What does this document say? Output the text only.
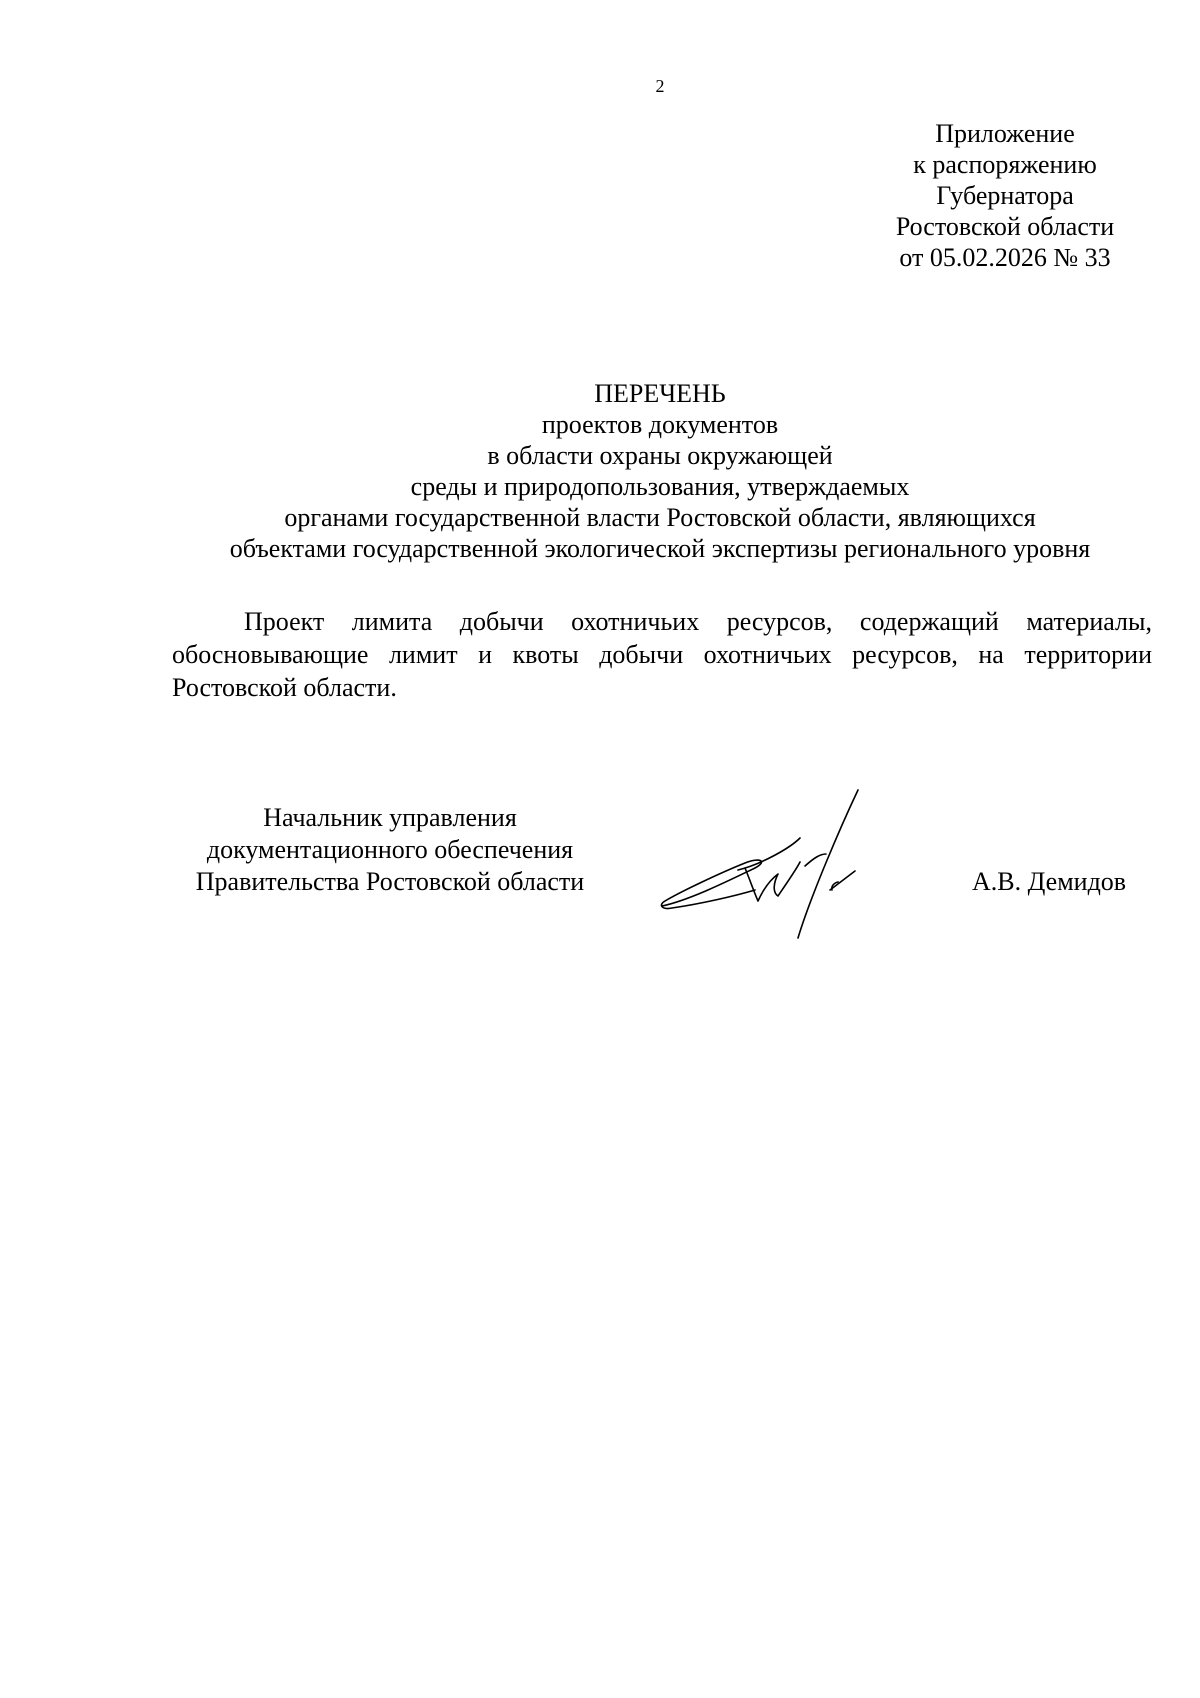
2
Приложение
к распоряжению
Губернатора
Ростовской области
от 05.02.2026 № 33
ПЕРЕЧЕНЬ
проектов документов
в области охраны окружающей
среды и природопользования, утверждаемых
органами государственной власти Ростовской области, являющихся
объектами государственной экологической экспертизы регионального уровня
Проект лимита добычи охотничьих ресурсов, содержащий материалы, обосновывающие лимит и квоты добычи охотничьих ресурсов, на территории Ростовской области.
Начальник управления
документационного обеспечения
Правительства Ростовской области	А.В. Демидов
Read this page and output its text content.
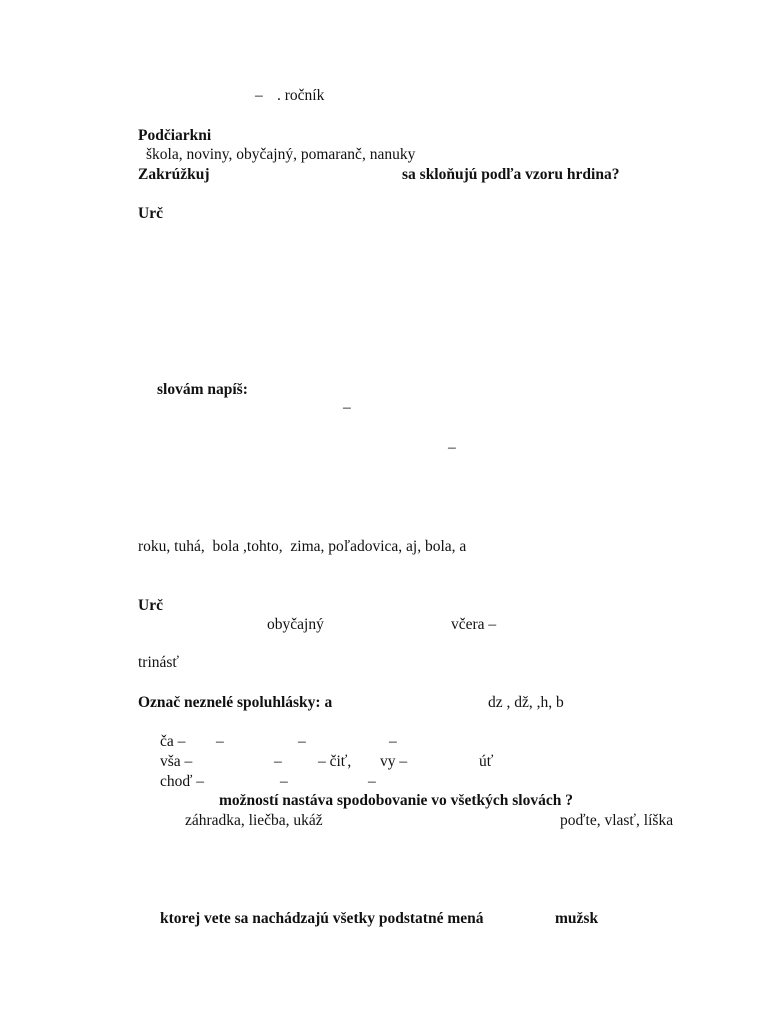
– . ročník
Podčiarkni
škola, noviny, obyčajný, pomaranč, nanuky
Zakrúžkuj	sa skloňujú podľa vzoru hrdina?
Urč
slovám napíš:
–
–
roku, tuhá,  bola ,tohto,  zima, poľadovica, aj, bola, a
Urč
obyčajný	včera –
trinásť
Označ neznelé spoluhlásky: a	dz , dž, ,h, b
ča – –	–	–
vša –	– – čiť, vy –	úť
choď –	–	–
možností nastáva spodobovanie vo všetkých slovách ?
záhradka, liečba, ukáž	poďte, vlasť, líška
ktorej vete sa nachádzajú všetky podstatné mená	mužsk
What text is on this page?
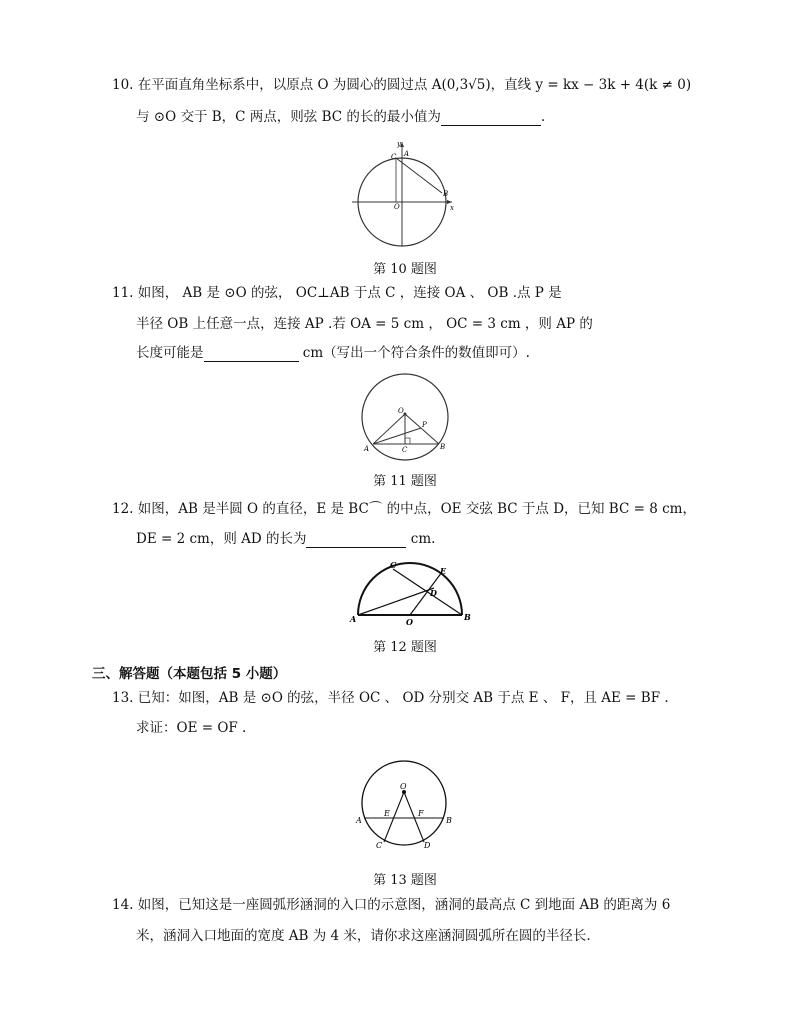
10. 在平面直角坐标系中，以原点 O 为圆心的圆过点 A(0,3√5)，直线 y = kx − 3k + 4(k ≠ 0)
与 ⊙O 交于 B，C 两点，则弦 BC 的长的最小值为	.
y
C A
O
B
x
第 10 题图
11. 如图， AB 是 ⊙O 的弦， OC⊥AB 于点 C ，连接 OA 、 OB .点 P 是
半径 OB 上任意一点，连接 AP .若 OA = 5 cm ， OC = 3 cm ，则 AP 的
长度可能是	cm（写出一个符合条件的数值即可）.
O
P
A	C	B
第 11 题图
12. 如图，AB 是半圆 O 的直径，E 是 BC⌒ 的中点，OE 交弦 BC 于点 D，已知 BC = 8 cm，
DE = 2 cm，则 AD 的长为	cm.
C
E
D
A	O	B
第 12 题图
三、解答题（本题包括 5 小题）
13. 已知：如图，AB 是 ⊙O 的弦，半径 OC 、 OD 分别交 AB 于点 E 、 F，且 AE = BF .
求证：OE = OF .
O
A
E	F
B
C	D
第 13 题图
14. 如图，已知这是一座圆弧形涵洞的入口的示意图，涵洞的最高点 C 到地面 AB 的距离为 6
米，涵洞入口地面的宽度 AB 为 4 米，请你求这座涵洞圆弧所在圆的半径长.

* * *

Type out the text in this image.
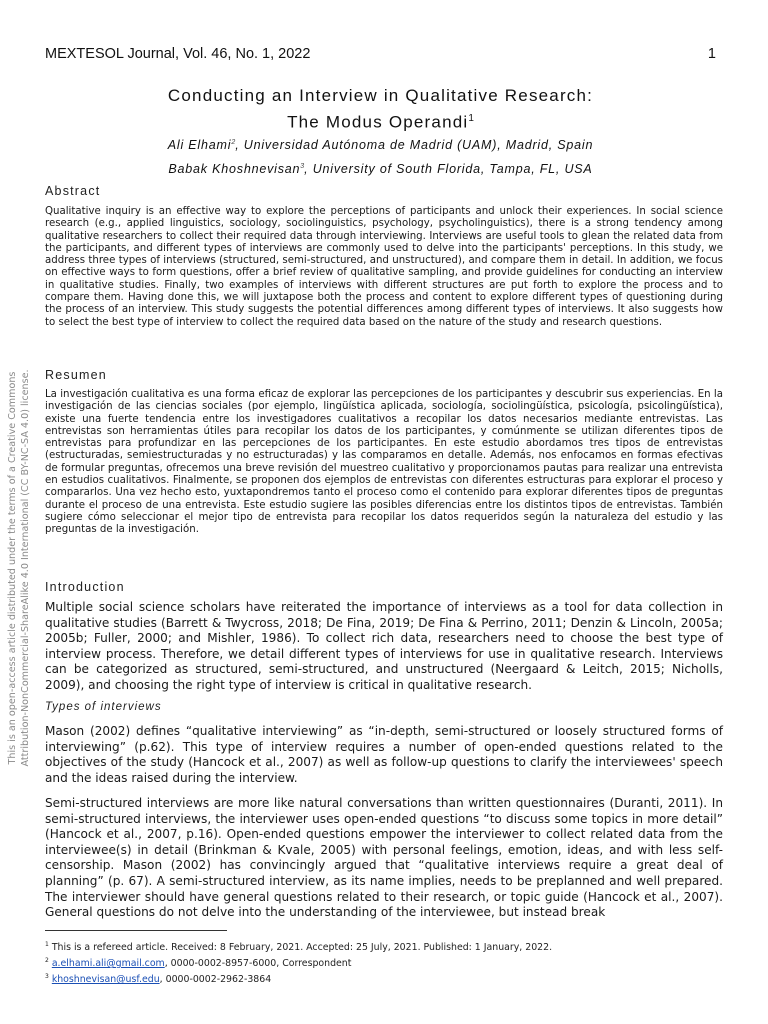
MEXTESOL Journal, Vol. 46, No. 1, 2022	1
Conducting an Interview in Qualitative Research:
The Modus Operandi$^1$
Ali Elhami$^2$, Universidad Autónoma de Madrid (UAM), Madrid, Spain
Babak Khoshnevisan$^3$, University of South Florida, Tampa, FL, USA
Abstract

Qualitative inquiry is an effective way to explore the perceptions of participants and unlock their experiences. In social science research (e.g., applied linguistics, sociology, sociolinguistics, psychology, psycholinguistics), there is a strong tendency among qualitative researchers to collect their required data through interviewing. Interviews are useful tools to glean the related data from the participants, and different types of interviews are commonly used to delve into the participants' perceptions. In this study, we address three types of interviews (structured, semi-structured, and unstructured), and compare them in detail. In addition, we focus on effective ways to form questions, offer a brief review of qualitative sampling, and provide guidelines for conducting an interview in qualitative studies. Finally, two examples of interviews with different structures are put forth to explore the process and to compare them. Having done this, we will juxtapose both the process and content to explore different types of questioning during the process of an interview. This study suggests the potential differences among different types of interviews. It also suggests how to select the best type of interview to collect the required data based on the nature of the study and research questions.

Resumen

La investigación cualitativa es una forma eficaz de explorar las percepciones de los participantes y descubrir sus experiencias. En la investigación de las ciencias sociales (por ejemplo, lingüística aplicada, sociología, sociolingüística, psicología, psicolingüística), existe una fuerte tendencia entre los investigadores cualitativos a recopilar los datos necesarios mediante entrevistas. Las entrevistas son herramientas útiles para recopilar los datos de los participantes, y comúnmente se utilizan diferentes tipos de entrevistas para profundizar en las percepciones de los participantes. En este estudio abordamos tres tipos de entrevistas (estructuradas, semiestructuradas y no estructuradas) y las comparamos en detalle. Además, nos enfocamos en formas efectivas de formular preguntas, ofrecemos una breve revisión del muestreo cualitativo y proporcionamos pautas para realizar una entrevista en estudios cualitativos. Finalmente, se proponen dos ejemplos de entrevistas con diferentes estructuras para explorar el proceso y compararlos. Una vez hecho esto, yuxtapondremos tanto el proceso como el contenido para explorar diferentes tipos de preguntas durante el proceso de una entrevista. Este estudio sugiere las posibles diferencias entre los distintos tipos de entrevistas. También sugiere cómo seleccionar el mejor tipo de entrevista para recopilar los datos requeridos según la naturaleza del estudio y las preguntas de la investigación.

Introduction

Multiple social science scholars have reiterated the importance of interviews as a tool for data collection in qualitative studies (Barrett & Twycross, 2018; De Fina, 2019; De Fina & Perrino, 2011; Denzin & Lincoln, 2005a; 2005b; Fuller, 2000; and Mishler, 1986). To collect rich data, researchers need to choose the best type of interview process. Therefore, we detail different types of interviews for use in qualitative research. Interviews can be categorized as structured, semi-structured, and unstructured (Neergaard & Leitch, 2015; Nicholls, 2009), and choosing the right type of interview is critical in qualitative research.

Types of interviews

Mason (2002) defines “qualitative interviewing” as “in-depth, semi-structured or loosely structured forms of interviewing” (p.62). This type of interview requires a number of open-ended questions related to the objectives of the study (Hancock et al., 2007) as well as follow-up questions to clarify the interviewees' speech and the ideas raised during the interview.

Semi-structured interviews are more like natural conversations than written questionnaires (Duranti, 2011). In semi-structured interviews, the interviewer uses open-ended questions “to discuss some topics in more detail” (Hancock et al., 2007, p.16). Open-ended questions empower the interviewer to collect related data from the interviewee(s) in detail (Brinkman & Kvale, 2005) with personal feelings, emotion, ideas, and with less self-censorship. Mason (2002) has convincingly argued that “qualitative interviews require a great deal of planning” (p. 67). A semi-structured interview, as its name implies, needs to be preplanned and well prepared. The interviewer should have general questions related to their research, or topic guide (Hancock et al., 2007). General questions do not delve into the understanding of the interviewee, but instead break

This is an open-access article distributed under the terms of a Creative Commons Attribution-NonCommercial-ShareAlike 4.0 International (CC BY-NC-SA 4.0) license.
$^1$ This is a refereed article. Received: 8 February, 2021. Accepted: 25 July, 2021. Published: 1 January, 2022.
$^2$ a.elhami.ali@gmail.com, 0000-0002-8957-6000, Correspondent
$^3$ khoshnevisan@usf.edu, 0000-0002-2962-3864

==

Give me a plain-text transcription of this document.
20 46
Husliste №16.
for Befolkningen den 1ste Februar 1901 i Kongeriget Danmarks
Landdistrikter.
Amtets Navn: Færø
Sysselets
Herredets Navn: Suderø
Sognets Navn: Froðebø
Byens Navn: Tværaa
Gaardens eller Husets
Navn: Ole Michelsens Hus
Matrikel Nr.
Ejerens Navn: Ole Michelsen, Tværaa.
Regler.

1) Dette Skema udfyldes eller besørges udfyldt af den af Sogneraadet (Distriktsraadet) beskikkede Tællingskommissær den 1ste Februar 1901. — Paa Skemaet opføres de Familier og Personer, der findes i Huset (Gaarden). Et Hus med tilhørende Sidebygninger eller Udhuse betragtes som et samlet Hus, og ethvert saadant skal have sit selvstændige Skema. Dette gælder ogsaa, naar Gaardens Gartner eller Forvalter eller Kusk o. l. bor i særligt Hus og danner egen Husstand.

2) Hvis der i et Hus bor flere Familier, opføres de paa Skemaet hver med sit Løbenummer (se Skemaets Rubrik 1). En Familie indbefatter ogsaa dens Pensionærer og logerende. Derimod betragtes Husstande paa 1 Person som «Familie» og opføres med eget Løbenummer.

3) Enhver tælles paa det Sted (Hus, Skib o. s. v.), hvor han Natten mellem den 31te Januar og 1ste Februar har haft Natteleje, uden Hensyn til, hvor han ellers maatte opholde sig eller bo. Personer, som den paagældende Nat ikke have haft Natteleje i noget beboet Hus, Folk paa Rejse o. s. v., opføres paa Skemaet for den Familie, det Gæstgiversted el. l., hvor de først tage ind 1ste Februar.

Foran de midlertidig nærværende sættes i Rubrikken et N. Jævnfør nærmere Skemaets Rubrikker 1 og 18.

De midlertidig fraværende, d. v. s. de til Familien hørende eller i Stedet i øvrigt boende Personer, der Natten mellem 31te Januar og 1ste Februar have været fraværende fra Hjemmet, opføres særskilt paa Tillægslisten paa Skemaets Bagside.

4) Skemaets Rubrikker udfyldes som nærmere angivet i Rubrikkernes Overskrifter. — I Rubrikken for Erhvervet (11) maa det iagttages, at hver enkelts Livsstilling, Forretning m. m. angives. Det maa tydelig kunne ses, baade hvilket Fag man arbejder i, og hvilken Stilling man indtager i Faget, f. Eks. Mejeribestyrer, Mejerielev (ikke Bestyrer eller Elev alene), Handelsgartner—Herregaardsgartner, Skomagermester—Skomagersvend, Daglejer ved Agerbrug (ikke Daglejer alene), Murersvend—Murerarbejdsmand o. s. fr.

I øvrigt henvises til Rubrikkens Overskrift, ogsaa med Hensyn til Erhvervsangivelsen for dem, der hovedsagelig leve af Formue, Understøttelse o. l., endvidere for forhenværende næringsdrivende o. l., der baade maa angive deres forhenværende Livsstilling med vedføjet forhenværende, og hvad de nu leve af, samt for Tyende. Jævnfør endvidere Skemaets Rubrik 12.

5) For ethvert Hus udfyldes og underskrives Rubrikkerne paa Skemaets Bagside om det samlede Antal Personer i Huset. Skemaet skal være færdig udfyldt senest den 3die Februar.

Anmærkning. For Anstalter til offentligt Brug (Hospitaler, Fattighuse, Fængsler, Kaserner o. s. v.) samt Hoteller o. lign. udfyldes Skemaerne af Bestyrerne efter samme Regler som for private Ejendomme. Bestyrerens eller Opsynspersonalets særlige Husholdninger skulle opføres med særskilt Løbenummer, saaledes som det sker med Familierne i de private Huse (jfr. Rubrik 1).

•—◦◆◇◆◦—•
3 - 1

Set exercise:
Go through the records and gather the lines that hold "obyčajný".

Result:
škola, noviny, obyčajný, pomaranč, nanuky
obyčajný	včera –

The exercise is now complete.